__Requirements__:
Transcribe the material in full. Nothing should differ except that the pictures are left out.

* BEGIN Dataset extract *

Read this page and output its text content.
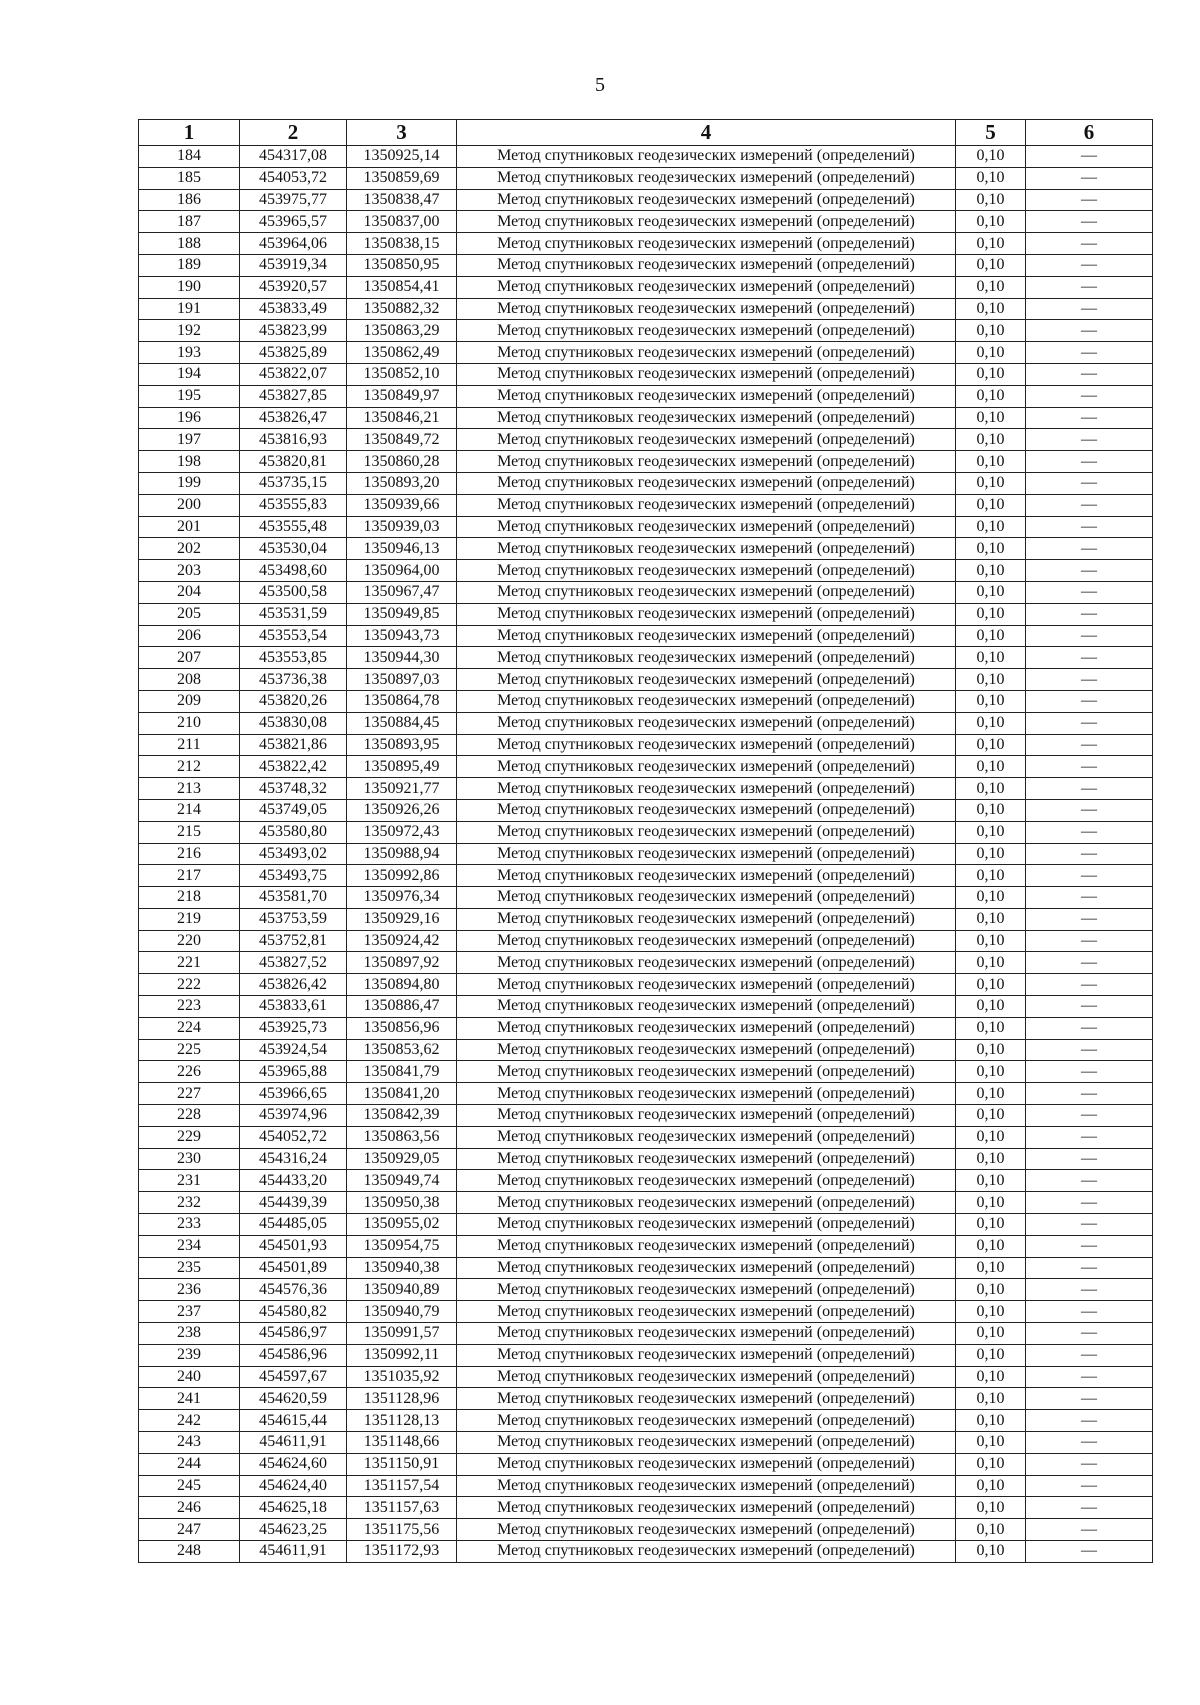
5
1	2	3	4	5	6
184	454317,08	1350925,14	Метод спутниковых геодезических измерений (определений)	0,10	—
185	454053,72	1350859,69	Метод спутниковых геодезических измерений (определений)	0,10	—
186	453975,77	1350838,47	Метод спутниковых геодезических измерений (определений)	0,10	—
187	453965,57	1350837,00	Метод спутниковых геодезических измерений (определений)	0,10	—
188	453964,06	1350838,15	Метод спутниковых геодезических измерений (определений)	0,10	—
189	453919,34	1350850,95	Метод спутниковых геодезических измерений (определений)	0,10	—
190	453920,57	1350854,41	Метод спутниковых геодезических измерений (определений)	0,10	—
191	453833,49	1350882,32	Метод спутниковых геодезических измерений (определений)	0,10	—
192	453823,99	1350863,29	Метод спутниковых геодезических измерений (определений)	0,10	—
193	453825,89	1350862,49	Метод спутниковых геодезических измерений (определений)	0,10	—
194	453822,07	1350852,10	Метод спутниковых геодезических измерений (определений)	0,10	—
195	453827,85	1350849,97	Метод спутниковых геодезических измерений (определений)	0,10	—
196	453826,47	1350846,21	Метод спутниковых геодезических измерений (определений)	0,10	—
197	453816,93	1350849,72	Метод спутниковых геодезических измерений (определений)	0,10	—
198	453820,81	1350860,28	Метод спутниковых геодезических измерений (определений)	0,10	—
199	453735,15	1350893,20	Метод спутниковых геодезических измерений (определений)	0,10	—
200	453555,83	1350939,66	Метод спутниковых геодезических измерений (определений)	0,10	—
201	453555,48	1350939,03	Метод спутниковых геодезических измерений (определений)	0,10	—
202	453530,04	1350946,13	Метод спутниковых геодезических измерений (определений)	0,10	—
203	453498,60	1350964,00	Метод спутниковых геодезических измерений (определений)	0,10	—
204	453500,58	1350967,47	Метод спутниковых геодезических измерений (определений)	0,10	—
205	453531,59	1350949,85	Метод спутниковых геодезических измерений (определений)	0,10	—
206	453553,54	1350943,73	Метод спутниковых геодезических измерений (определений)	0,10	—
207	453553,85	1350944,30	Метод спутниковых геодезических измерений (определений)	0,10	—
208	453736,38	1350897,03	Метод спутниковых геодезических измерений (определений)	0,10	—
209	453820,26	1350864,78	Метод спутниковых геодезических измерений (определений)	0,10	—
210	453830,08	1350884,45	Метод спутниковых геодезических измерений (определений)	0,10	—
211	453821,86	1350893,95	Метод спутниковых геодезических измерений (определений)	0,10	—
212	453822,42	1350895,49	Метод спутниковых геодезических измерений (определений)	0,10	—
213	453748,32	1350921,77	Метод спутниковых геодезических измерений (определений)	0,10	—
214	453749,05	1350926,26	Метод спутниковых геодезических измерений (определений)	0,10	—
215	453580,80	1350972,43	Метод спутниковых геодезических измерений (определений)	0,10	—
216	453493,02	1350988,94	Метод спутниковых геодезических измерений (определений)	0,10	—
217	453493,75	1350992,86	Метод спутниковых геодезических измерений (определений)	0,10	—
218	453581,70	1350976,34	Метод спутниковых геодезических измерений (определений)	0,10	—
219	453753,59	1350929,16	Метод спутниковых геодезических измерений (определений)	0,10	—
220	453752,81	1350924,42	Метод спутниковых геодезических измерений (определений)	0,10	—
221	453827,52	1350897,92	Метод спутниковых геодезических измерений (определений)	0,10	—
222	453826,42	1350894,80	Метод спутниковых геодезических измерений (определений)	0,10	—
223	453833,61	1350886,47	Метод спутниковых геодезических измерений (определений)	0,10	—
224	453925,73	1350856,96	Метод спутниковых геодезических измерений (определений)	0,10	—
225	453924,54	1350853,62	Метод спутниковых геодезических измерений (определений)	0,10	—
226	453965,88	1350841,79	Метод спутниковых геодезических измерений (определений)	0,10	—
227	453966,65	1350841,20	Метод спутниковых геодезических измерений (определений)	0,10	—
228	453974,96	1350842,39	Метод спутниковых геодезических измерений (определений)	0,10	—
229	454052,72	1350863,56	Метод спутниковых геодезических измерений (определений)	0,10	—
230	454316,24	1350929,05	Метод спутниковых геодезических измерений (определений)	0,10	—
231	454433,20	1350949,74	Метод спутниковых геодезических измерений (определений)	0,10	—
232	454439,39	1350950,38	Метод спутниковых геодезических измерений (определений)	0,10	—
233	454485,05	1350955,02	Метод спутниковых геодезических измерений (определений)	0,10	—
234	454501,93	1350954,75	Метод спутниковых геодезических измерений (определений)	0,10	—
235	454501,89	1350940,38	Метод спутниковых геодезических измерений (определений)	0,10	—
236	454576,36	1350940,89	Метод спутниковых геодезических измерений (определений)	0,10	—
237	454580,82	1350940,79	Метод спутниковых геодезических измерений (определений)	0,10	—
238	454586,97	1350991,57	Метод спутниковых геодезических измерений (определений)	0,10	—
239	454586,96	1350992,11	Метод спутниковых геодезических измерений (определений)	0,10	—
240	454597,67	1351035,92	Метод спутниковых геодезических измерений (определений)	0,10	—
241	454620,59	1351128,96	Метод спутниковых геодезических измерений (определений)	0,10	—
242	454615,44	1351128,13	Метод спутниковых геодезических измерений (определений)	0,10	—
243	454611,91	1351148,66	Метод спутниковых геодезических измерений (определений)	0,10	—
244	454624,60	1351150,91	Метод спутниковых геодезических измерений (определений)	0,10	—
245	454624,40	1351157,54	Метод спутниковых геодезических измерений (определений)	0,10	—
246	454625,18	1351157,63	Метод спутниковых геодезических измерений (определений)	0,10	—
247	454623,25	1351175,56	Метод спутниковых геодезических измерений (определений)	0,10	—
248	454611,91	1351172,93	Метод спутниковых геодезических измерений (определений)	0,10	—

* END Dataset extract *

__Expected answer__:
Read this page and output its text content.
5
1	2	3	4	5	6
184	454317,08	1350925,14	Метод спутниковых геодезических измерений (определений)	0,10	—
185	454053,72	1350859,69	Метод спутниковых геодезических измерений (определений)	0,10	—
186	453975,77	1350838,47	Метод спутниковых геодезических измерений (определений)	0,10	—
187	453965,57	1350837,00	Метод спутниковых геодезических измерений (определений)	0,10	—
188	453964,06	1350838,15	Метод спутниковых геодезических измерений (определений)	0,10	—
189	453919,34	1350850,95	Метод спутниковых геодезических измерений (определений)	0,10	—
190	453920,57	1350854,41	Метод спутниковых геодезических измерений (определений)	0,10	—
191	453833,49	1350882,32	Метод спутниковых геодезических измерений (определений)	0,10	—
192	453823,99	1350863,29	Метод спутниковых геодезических измерений (определений)	0,10	—
193	453825,89	1350862,49	Метод спутниковых геодезических измерений (определений)	0,10	—
194	453822,07	1350852,10	Метод спутниковых геодезических измерений (определений)	0,10	—
195	453827,85	1350849,97	Метод спутниковых геодезических измерений (определений)	0,10	—
196	453826,47	1350846,21	Метод спутниковых геодезических измерений (определений)	0,10	—
197	453816,93	1350849,72	Метод спутниковых геодезических измерений (определений)	0,10	—
198	453820,81	1350860,28	Метод спутниковых геодезических измерений (определений)	0,10	—
199	453735,15	1350893,20	Метод спутниковых геодезических измерений (определений)	0,10	—
200	453555,83	1350939,66	Метод спутниковых геодезических измерений (определений)	0,10	—
201	453555,48	1350939,03	Метод спутниковых геодезических измерений (определений)	0,10	—
202	453530,04	1350946,13	Метод спутниковых геодезических измерений (определений)	0,10	—
203	453498,60	1350964,00	Метод спутниковых геодезических измерений (определений)	0,10	—
204	453500,58	1350967,47	Метод спутниковых геодезических измерений (определений)	0,10	—
205	453531,59	1350949,85	Метод спутниковых геодезических измерений (определений)	0,10	—
206	453553,54	1350943,73	Метод спутниковых геодезических измерений (определений)	0,10	—
207	453553,85	1350944,30	Метод спутниковых геодезических измерений (определений)	0,10	—
208	453736,38	1350897,03	Метод спутниковых геодезических измерений (определений)	0,10	—
209	453820,26	1350864,78	Метод спутниковых геодезических измерений (определений)	0,10	—
210	453830,08	1350884,45	Метод спутниковых геодезических измерений (определений)	0,10	—
211	453821,86	1350893,95	Метод спутниковых геодезических измерений (определений)	0,10	—
212	453822,42	1350895,49	Метод спутниковых геодезических измерений (определений)	0,10	—
213	453748,32	1350921,77	Метод спутниковых геодезических измерений (определений)	0,10	—
214	453749,05	1350926,26	Метод спутниковых геодезических измерений (определений)	0,10	—
215	453580,80	1350972,43	Метод спутниковых геодезических измерений (определений)	0,10	—
216	453493,02	1350988,94	Метод спутниковых геодезических измерений (определений)	0,10	—
217	453493,75	1350992,86	Метод спутниковых геодезических измерений (определений)	0,10	—
218	453581,70	1350976,34	Метод спутниковых геодезических измерений (определений)	0,10	—
219	453753,59	1350929,16	Метод спутниковых геодезических измерений (определений)	0,10	—
220	453752,81	1350924,42	Метод спутниковых геодезических измерений (определений)	0,10	—
221	453827,52	1350897,92	Метод спутниковых геодезических измерений (определений)	0,10	—
222	453826,42	1350894,80	Метод спутниковых геодезических измерений (определений)	0,10	—
223	453833,61	1350886,47	Метод спутниковых геодезических измерений (определений)	0,10	—
224	453925,73	1350856,96	Метод спутниковых геодезических измерений (определений)	0,10	—
225	453924,54	1350853,62	Метод спутниковых геодезических измерений (определений)	0,10	—
226	453965,88	1350841,79	Метод спутниковых геодезических измерений (определений)	0,10	—
227	453966,65	1350841,20	Метод спутниковых геодезических измерений (определений)	0,10	—
228	453974,96	1350842,39	Метод спутниковых геодезических измерений (определений)	0,10	—
229	454052,72	1350863,56	Метод спутниковых геодезических измерений (определений)	0,10	—
230	454316,24	1350929,05	Метод спутниковых геодезических измерений (определений)	0,10	—
231	454433,20	1350949,74	Метод спутниковых геодезических измерений (определений)	0,10	—
232	454439,39	1350950,38	Метод спутниковых геодезических измерений (определений)	0,10	—
233	454485,05	1350955,02	Метод спутниковых геодезических измерений (определений)	0,10	—
234	454501,93	1350954,75	Метод спутниковых геодезических измерений (определений)	0,10	—
235	454501,89	1350940,38	Метод спутниковых геодезических измерений (определений)	0,10	—
236	454576,36	1350940,89	Метод спутниковых геодезических измерений (определений)	0,10	—
237	454580,82	1350940,79	Метод спутниковых геодезических измерений (определений)	0,10	—
238	454586,97	1350991,57	Метод спутниковых геодезических измерений (определений)	0,10	—
239	454586,96	1350992,11	Метод спутниковых геодезических измерений (определений)	0,10	—
240	454597,67	1351035,92	Метод спутниковых геодезических измерений (определений)	0,10	—
241	454620,59	1351128,96	Метод спутниковых геодезических измерений (определений)	0,10	—
242	454615,44	1351128,13	Метод спутниковых геодезических измерений (определений)	0,10	—
243	454611,91	1351148,66	Метод спутниковых геодезических измерений (определений)	0,10	—
244	454624,60	1351150,91	Метод спутниковых геодезических измерений (определений)	0,10	—
245	454624,40	1351157,54	Метод спутниковых геодезических измерений (определений)	0,10	—
246	454625,18	1351157,63	Метод спутниковых геодезических измерений (определений)	0,10	—
247	454623,25	1351175,56	Метод спутниковых геодезических измерений (определений)	0,10	—
248	454611,91	1351172,93	Метод спутниковых геодезических измерений (определений)	0,10	—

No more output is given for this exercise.